▶ [INFORMATION SHOWN]:

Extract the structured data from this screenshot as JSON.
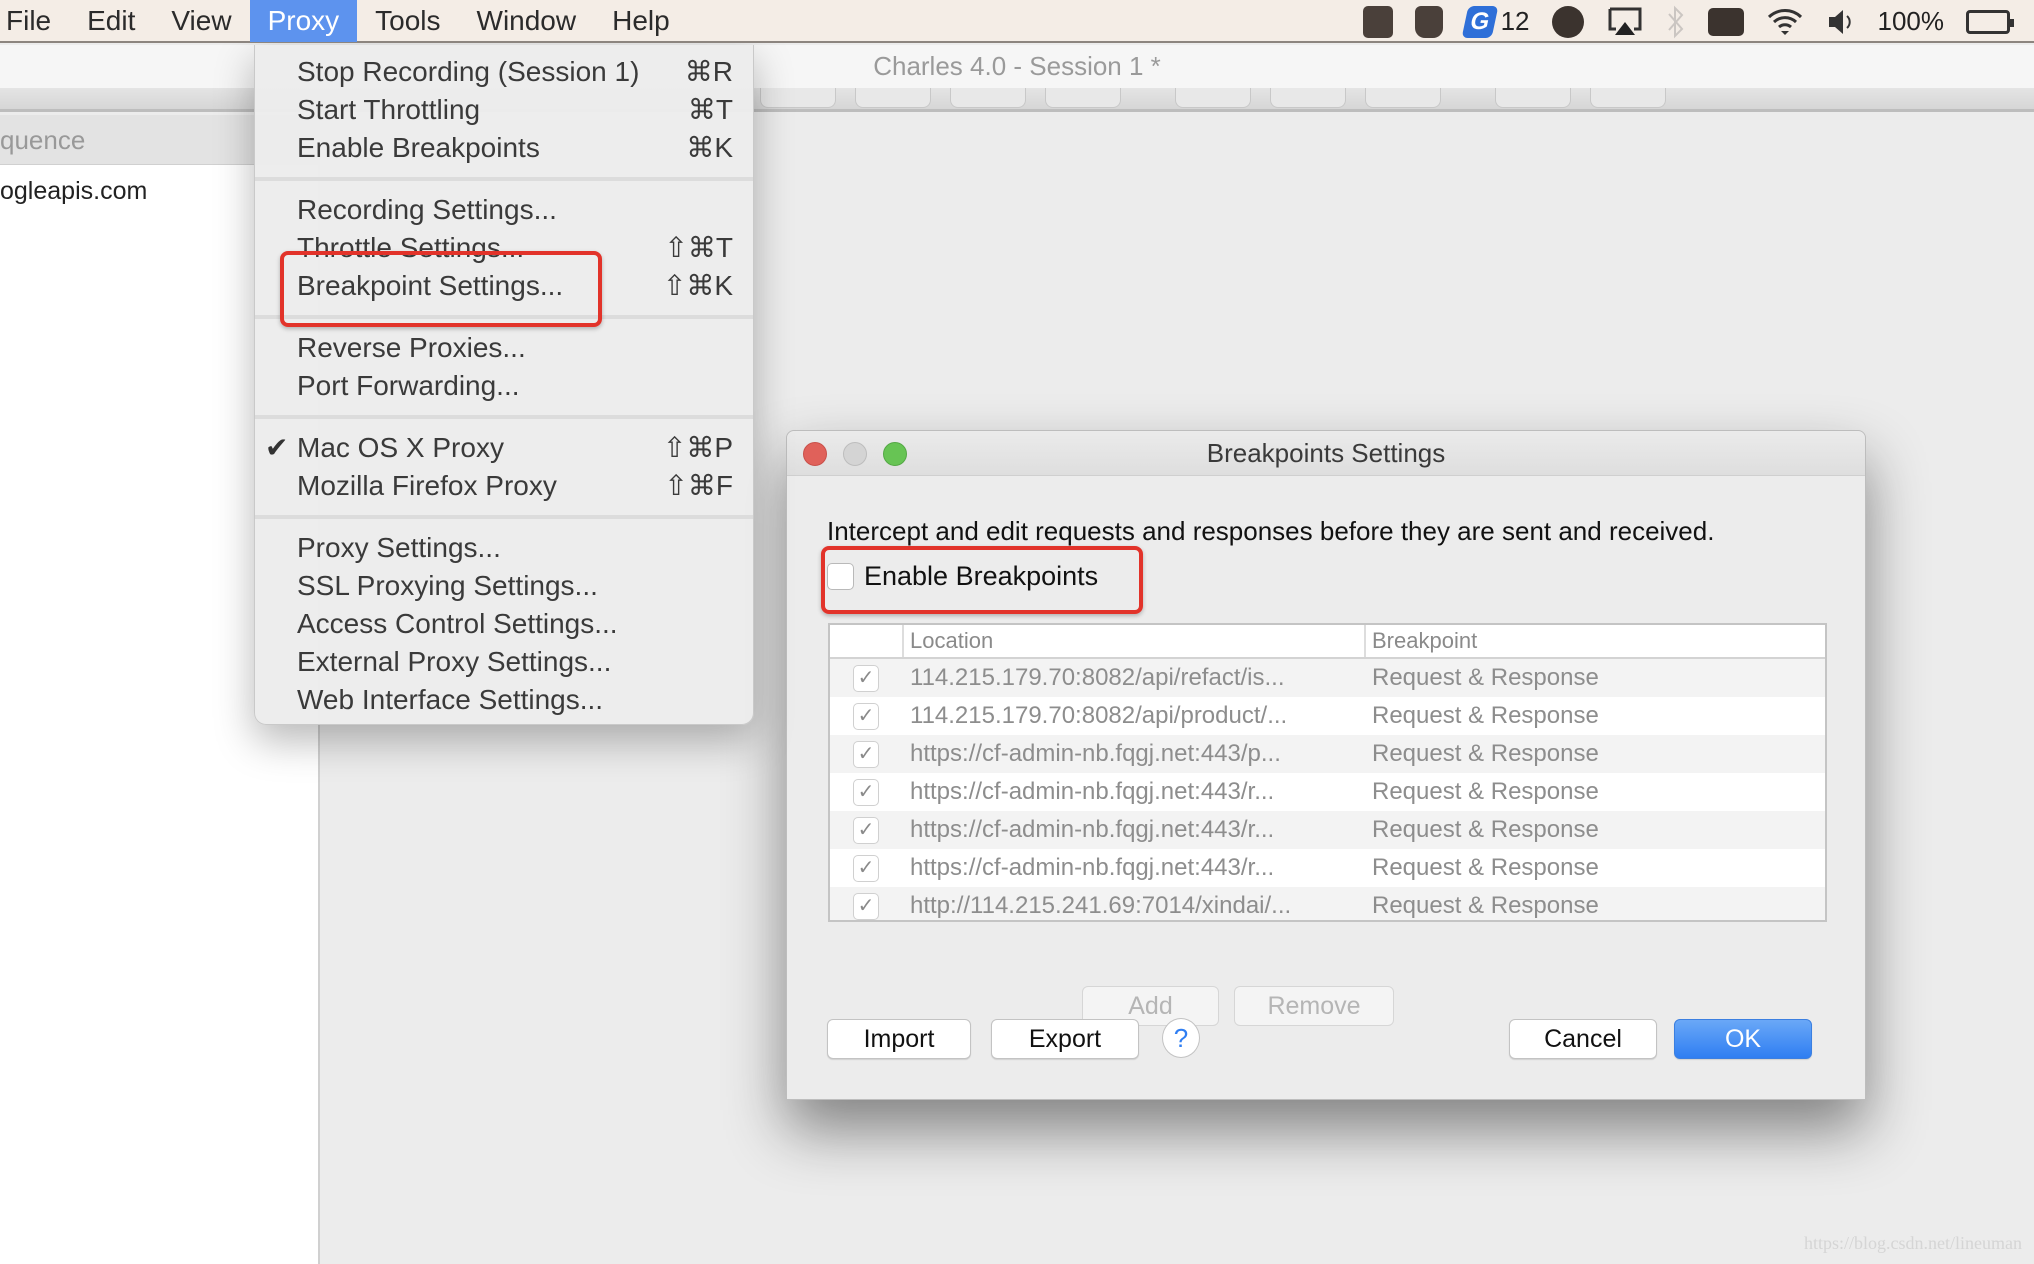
{
  "menubar": {
    "items": [
      "File",
      "Edit",
      "View",
      "Proxy",
      "Tools",
      "Window",
      "Help"
    ],
    "active_item": "Proxy",
    "status": {
      "badge_count": "12",
      "battery": "100%",
      "icons": [
        "note-app-icon",
        "jug-app-icon",
        "g-app-icon",
        "dingtalk-icon",
        "airplay-icon",
        "bluetooth-icon",
        "keyboard-icon",
        "wifi-icon",
        "volume-icon",
        "battery-icon"
      ]
    }
  },
  "window": {
    "title": "Charles 4.0 - Session 1 *",
    "sidebar_header": "quence",
    "sidebar_rows": [
      "ogleapis.com"
    ]
  },
  "proxy_menu": {
    "groups": [
      [
        {
          "label": "Stop Recording (Session 1)",
          "shortcut": "⌘R"
        },
        {
          "label": "Start Throttling",
          "shortcut": "⌘T"
        },
        {
          "label": "Enable Breakpoints",
          "shortcut": "⌘K"
        }
      ],
      [
        {
          "label": "Recording Settings...",
          "shortcut": ""
        },
        {
          "label": "Throttle Settings...",
          "shortcut": "⇧⌘T"
        },
        {
          "label": "Breakpoint Settings...",
          "shortcut": "⇧⌘K"
        }
      ],
      [
        {
          "label": "Reverse Proxies...",
          "shortcut": ""
        },
        {
          "label": "Port Forwarding...",
          "shortcut": ""
        }
      ],
      [
        {
          "label": "Mac OS X Proxy",
          "shortcut": "⇧⌘P",
          "checked": true
        },
        {
          "label": "Mozilla Firefox Proxy",
          "shortcut": "⇧⌘F"
        }
      ],
      [
        {
          "label": "Proxy Settings...",
          "shortcut": ""
        },
        {
          "label": "SSL Proxying Settings...",
          "shortcut": ""
        },
        {
          "label": "Access Control Settings...",
          "shortcut": ""
        },
        {
          "label": "External Proxy Settings...",
          "shortcut": ""
        },
        {
          "label": "Web Interface Settings...",
          "shortcut": ""
        }
      ]
    ],
    "check_glyph": "✔"
  },
  "dialog": {
    "title": "Breakpoints Settings",
    "description": "Intercept and edit requests and responses before they are sent and received.",
    "enable_label": "Enable Breakpoints",
    "enable_checked": false,
    "table": {
      "columns": [
        "",
        "Location",
        "Breakpoint"
      ],
      "rows": [
        {
          "enabled": true,
          "location": "114.215.179.70:8082/api/refact/is...",
          "breakpoint": "Request & Response"
        },
        {
          "enabled": true,
          "location": "114.215.179.70:8082/api/product/...",
          "breakpoint": "Request & Response"
        },
        {
          "enabled": true,
          "location": "https://cf-admin-nb.fqgj.net:443/p...",
          "breakpoint": "Request & Response"
        },
        {
          "enabled": true,
          "location": "https://cf-admin-nb.fqgj.net:443/r...",
          "breakpoint": "Request & Response"
        },
        {
          "enabled": true,
          "location": "https://cf-admin-nb.fqgj.net:443/r...",
          "breakpoint": "Request & Response"
        },
        {
          "enabled": true,
          "location": "https://cf-admin-nb.fqgj.net:443/r...",
          "breakpoint": "Request & Response"
        },
        {
          "enabled": true,
          "location": "http://114.215.241.69:7014/xindai/...",
          "breakpoint": "Request & Response"
        }
      ]
    },
    "buttons": {
      "add": "Add",
      "remove": "Remove",
      "import": "Import",
      "export": "Export",
      "help": "?",
      "cancel": "Cancel",
      "ok": "OK"
    }
  },
  "watermark": "https://blog.csdn.net/lineuman",
  "colors": {
    "menu_highlight": "#5d93ee",
    "annotation_red": "#e2332a",
    "ok_blue": "#2f7ef2"
  }
}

▶ [WHAT YOU ARE ASKED TO DO]:
Word for word, quote the lines above. Omit the pictures.

▶ [EXERCISE RESULT]:
Extract the structured data from this screenshot as JSON.
{
  "menubar": {
    "items": [
      "File",
      "Edit",
      "View",
      "Proxy",
      "Tools",
      "Window",
      "Help"
    ],
    "active_item": "Proxy",
    "status": {
      "badge_count": "12",
      "battery": "100%",
      "icons": [
        "note-app-icon",
        "jug-app-icon",
        "g-app-icon",
        "dingtalk-icon",
        "airplay-icon",
        "bluetooth-icon",
        "keyboard-icon",
        "wifi-icon",
        "volume-icon",
        "battery-icon"
      ]
    }
  },
  "window": {
    "title": "Charles 4.0 - Session 1 *",
    "sidebar_header": "quence",
    "sidebar_rows": [
      "ogleapis.com"
    ]
  },
  "proxy_menu": {
    "groups": [
      [
        {
          "label": "Stop Recording (Session 1)",
          "shortcut": "⌘R"
        },
        {
          "label": "Start Throttling",
          "shortcut": "⌘T"
        },
        {
          "label": "Enable Breakpoints",
          "shortcut": "⌘K"
        }
      ],
      [
        {
          "label": "Recording Settings...",
          "shortcut": ""
        },
        {
          "label": "Throttle Settings...",
          "shortcut": "⇧⌘T"
        },
        {
          "label": "Breakpoint Settings...",
          "shortcut": "⇧⌘K"
        }
      ],
      [
        {
          "label": "Reverse Proxies...",
          "shortcut": ""
        },
        {
          "label": "Port Forwarding...",
          "shortcut": ""
        }
      ],
      [
        {
          "label": "Mac OS X Proxy",
          "shortcut": "⇧⌘P",
          "checked": true
        },
        {
          "label": "Mozilla Firefox Proxy",
          "shortcut": "⇧⌘F"
        }
      ],
      [
        {
          "label": "Proxy Settings...",
          "shortcut": ""
        },
        {
          "label": "SSL Proxying Settings...",
          "shortcut": ""
        },
        {
          "label": "Access Control Settings...",
          "shortcut": ""
        },
        {
          "label": "External Proxy Settings...",
          "shortcut": ""
        },
        {
          "label": "Web Interface Settings...",
          "shortcut": ""
        }
      ]
    ],
    "check_glyph": "✔"
  },
  "dialog": {
    "title": "Breakpoints Settings",
    "description": "Intercept and edit requests and responses before they are sent and received.",
    "enable_label": "Enable Breakpoints",
    "enable_checked": false,
    "table": {
      "columns": [
        "",
        "Location",
        "Breakpoint"
      ],
      "rows": [
        {
          "enabled": true,
          "location": "114.215.179.70:8082/api/refact/is...",
          "breakpoint": "Request & Response"
        },
        {
          "enabled": true,
          "location": "114.215.179.70:8082/api/product/...",
          "breakpoint": "Request & Response"
        },
        {
          "enabled": true,
          "location": "https://cf-admin-nb.fqgj.net:443/p...",
          "breakpoint": "Request & Response"
        },
        {
          "enabled": true,
          "location": "https://cf-admin-nb.fqgj.net:443/r...",
          "breakpoint": "Request & Response"
        },
        {
          "enabled": true,
          "location": "https://cf-admin-nb.fqgj.net:443/r...",
          "breakpoint": "Request & Response"
        },
        {
          "enabled": true,
          "location": "https://cf-admin-nb.fqgj.net:443/r...",
          "breakpoint": "Request & Response"
        },
        {
          "enabled": true,
          "location": "http://114.215.241.69:7014/xindai/...",
          "breakpoint": "Request & Response"
        }
      ]
    },
    "buttons": {
      "add": "Add",
      "remove": "Remove",
      "import": "Import",
      "export": "Export",
      "help": "?",
      "cancel": "Cancel",
      "ok": "OK"
    }
  },
  "watermark": "https://blog.csdn.net/lineuman",
  "colors": {
    "menu_highlight": "#5d93ee",
    "annotation_red": "#e2332a",
    "ok_blue": "#2f7ef2"
  }
}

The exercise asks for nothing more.